Dataset rows:
--------------------------------------------------
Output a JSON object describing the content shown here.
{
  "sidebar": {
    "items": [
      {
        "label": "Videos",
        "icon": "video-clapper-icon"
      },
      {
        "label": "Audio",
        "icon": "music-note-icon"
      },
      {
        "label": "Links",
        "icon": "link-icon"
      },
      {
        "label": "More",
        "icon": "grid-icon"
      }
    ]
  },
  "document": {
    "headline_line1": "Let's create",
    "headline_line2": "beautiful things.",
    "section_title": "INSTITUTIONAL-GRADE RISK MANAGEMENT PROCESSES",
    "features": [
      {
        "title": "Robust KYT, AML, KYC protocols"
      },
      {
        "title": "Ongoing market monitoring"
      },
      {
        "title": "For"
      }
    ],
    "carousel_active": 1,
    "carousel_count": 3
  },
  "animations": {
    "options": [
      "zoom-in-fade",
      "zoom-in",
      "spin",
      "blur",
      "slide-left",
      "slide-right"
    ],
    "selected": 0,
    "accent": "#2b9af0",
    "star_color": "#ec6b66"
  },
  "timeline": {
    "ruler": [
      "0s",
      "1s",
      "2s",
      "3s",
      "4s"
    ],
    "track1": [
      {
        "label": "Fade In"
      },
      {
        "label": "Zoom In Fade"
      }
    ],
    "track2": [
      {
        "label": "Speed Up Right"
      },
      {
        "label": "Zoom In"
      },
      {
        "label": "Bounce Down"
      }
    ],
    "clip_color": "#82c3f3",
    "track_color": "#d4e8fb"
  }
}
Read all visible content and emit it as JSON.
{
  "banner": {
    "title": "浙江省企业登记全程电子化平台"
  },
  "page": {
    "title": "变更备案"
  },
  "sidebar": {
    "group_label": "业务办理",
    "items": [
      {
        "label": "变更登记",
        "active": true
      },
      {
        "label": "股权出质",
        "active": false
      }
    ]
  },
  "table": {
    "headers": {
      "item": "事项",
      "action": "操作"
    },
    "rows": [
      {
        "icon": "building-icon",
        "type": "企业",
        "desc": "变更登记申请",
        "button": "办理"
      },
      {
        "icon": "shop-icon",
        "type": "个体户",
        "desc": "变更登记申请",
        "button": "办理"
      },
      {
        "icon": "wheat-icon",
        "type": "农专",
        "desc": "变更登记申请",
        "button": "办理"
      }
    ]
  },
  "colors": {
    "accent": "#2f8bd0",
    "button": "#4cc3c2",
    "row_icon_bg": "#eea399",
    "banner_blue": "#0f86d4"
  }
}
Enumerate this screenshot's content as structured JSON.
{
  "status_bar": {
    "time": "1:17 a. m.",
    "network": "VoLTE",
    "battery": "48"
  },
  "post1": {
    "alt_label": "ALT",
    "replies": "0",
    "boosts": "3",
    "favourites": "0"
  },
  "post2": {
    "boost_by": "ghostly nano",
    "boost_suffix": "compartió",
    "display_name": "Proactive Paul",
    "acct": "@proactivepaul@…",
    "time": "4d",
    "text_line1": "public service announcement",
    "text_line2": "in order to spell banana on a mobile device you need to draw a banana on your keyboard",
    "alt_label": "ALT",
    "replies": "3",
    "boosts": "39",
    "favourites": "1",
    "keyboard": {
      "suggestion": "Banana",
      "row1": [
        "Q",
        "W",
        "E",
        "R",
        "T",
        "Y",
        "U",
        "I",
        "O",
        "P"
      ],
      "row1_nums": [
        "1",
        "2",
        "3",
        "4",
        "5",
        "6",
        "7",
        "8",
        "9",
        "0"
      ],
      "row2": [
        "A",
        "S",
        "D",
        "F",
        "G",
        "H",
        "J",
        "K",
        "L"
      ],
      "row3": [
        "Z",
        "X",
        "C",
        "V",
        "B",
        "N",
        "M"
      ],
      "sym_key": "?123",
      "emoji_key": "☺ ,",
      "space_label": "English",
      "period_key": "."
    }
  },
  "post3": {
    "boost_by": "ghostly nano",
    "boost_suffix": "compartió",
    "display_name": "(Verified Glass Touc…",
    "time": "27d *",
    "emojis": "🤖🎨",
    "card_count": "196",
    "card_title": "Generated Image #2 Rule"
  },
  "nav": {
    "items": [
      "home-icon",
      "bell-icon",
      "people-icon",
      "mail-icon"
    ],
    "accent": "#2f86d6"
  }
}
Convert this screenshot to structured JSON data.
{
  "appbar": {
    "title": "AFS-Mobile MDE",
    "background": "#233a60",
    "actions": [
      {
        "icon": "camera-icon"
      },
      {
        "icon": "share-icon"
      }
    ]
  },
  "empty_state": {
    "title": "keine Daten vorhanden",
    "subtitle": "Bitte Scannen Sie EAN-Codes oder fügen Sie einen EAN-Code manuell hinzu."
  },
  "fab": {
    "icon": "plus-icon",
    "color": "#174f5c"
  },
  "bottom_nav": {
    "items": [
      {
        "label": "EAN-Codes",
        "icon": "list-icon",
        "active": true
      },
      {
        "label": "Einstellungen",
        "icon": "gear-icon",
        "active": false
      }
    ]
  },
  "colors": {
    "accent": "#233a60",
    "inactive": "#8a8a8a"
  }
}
--------------------------------------------------
Exercise instructions: Your task is to retype all of the records exactly.

Exercise result:
Output a JSON object describing the content shown here.
{
  "sidebar": {
    "items": [
      {
        "label": "Videos",
        "icon": "video-clapper-icon"
      },
      {
        "label": "Audio",
        "icon": "music-note-icon"
      },
      {
        "label": "Links",
        "icon": "link-icon"
      },
      {
        "label": "More",
        "icon": "grid-icon"
      }
    ]
  },
  "document": {
    "headline_line1": "Let's create",
    "headline_line2": "beautiful things.",
    "section_title": "INSTITUTIONAL-GRADE RISK MANAGEMENT PROCESSES",
    "features": [
      {
        "title": "Robust KYT, AML, KYC protocols"
      },
      {
        "title": "Ongoing market monitoring"
      },
      {
        "title": "For"
      }
    ],
    "carousel_active": 1,
    "carousel_count": 3
  },
  "animations": {
    "options": [
      "zoom-in-fade",
      "zoom-in",
      "spin",
      "blur",
      "slide-left",
      "slide-right"
    ],
    "selected": 0,
    "accent": "#2b9af0",
    "star_color": "#ec6b66"
  },
  "timeline": {
    "ruler": [
      "0s",
      "1s",
      "2s",
      "3s",
      "4s"
    ],
    "track1": [
      {
        "label": "Fade In"
      },
      {
        "label": "Zoom In Fade"
      }
    ],
    "track2": [
      {
        "label": "Speed Up Right"
      },
      {
        "label": "Zoom In"
      },
      {
        "label": "Bounce Down"
      }
    ],
    "clip_color": "#82c3f3",
    "track_color": "#d4e8fb"
  }
}
Read all visible content and emit it as JSON.
{
  "banner": {
    "title": "浙江省企业登记全程电子化平台"
  },
  "page": {
    "title": "变更备案"
  },
  "sidebar": {
    "group_label": "业务办理",
    "items": [
      {
        "label": "变更登记",
        "active": true
      },
      {
        "label": "股权出质",
        "active": false
      }
    ]
  },
  "table": {
    "headers": {
      "item": "事项",
      "action": "操作"
    },
    "rows": [
      {
        "icon": "building-icon",
        "type": "企业",
        "desc": "变更登记申请",
        "button": "办理"
      },
      {
        "icon": "shop-icon",
        "type": "个体户",
        "desc": "变更登记申请",
        "button": "办理"
      },
      {
        "icon": "wheat-icon",
        "type": "农专",
        "desc": "变更登记申请",
        "button": "办理"
      }
    ]
  },
  "colors": {
    "accent": "#2f8bd0",
    "button": "#4cc3c2",
    "row_icon_bg": "#eea399",
    "banner_blue": "#0f86d4"
  }
}
Enumerate this screenshot's content as structured JSON.
{
  "status_bar": {
    "time": "1:17 a. m.",
    "network": "VoLTE",
    "battery": "48"
  },
  "post1": {
    "alt_label": "ALT",
    "replies": "0",
    "boosts": "3",
    "favourites": "0"
  },
  "post2": {
    "boost_by": "ghostly nano",
    "boost_suffix": "compartió",
    "display_name": "Proactive Paul",
    "acct": "@proactivepaul@…",
    "time": "4d",
    "text_line1": "public service announcement",
    "text_line2": "in order to spell banana on a mobile device you need to draw a banana on your keyboard",
    "alt_label": "ALT",
    "replies": "3",
    "boosts": "39",
    "favourites": "1",
    "keyboard": {
      "suggestion": "Banana",
      "row1": [
        "Q",
        "W",
        "E",
        "R",
        "T",
        "Y",
        "U",
        "I",
        "O",
        "P"
      ],
      "row1_nums": [
        "1",
        "2",
        "3",
        "4",
        "5",
        "6",
        "7",
        "8",
        "9",
        "0"
      ],
      "row2": [
        "A",
        "S",
        "D",
        "F",
        "G",
        "H",
        "J",
        "K",
        "L"
      ],
      "row3": [
        "Z",
        "X",
        "C",
        "V",
        "B",
        "N",
        "M"
      ],
      "sym_key": "?123",
      "emoji_key": "☺ ,",
      "space_label": "English",
      "period_key": "."
    }
  },
  "post3": {
    "boost_by": "ghostly nano",
    "boost_suffix": "compartió",
    "display_name": "(Verified Glass Touc…",
    "time": "27d *",
    "emojis": "🤖🎨",
    "card_count": "196",
    "card_title": "Generated Image #2 Rule"
  },
  "nav": {
    "items": [
      "home-icon",
      "bell-icon",
      "people-icon",
      "mail-icon"
    ],
    "accent": "#2f86d6"
  }
}
Convert this screenshot to structured JSON data.
{
  "appbar": {
    "title": "AFS-Mobile MDE",
    "background": "#233a60",
    "actions": [
      {
        "icon": "camera-icon"
      },
      {
        "icon": "share-icon"
      }
    ]
  },
  "empty_state": {
    "title": "keine Daten vorhanden",
    "subtitle": "Bitte Scannen Sie EAN-Codes oder fügen Sie einen EAN-Code manuell hinzu."
  },
  "fab": {
    "icon": "plus-icon",
    "color": "#174f5c"
  },
  "bottom_nav": {
    "items": [
      {
        "label": "EAN-Codes",
        "icon": "list-icon",
        "active": true
      },
      {
        "label": "Einstellungen",
        "icon": "gear-icon",
        "active": false
      }
    ]
  },
  "colors": {
    "accent": "#233a60",
    "inactive": "#8a8a8a"
  }
}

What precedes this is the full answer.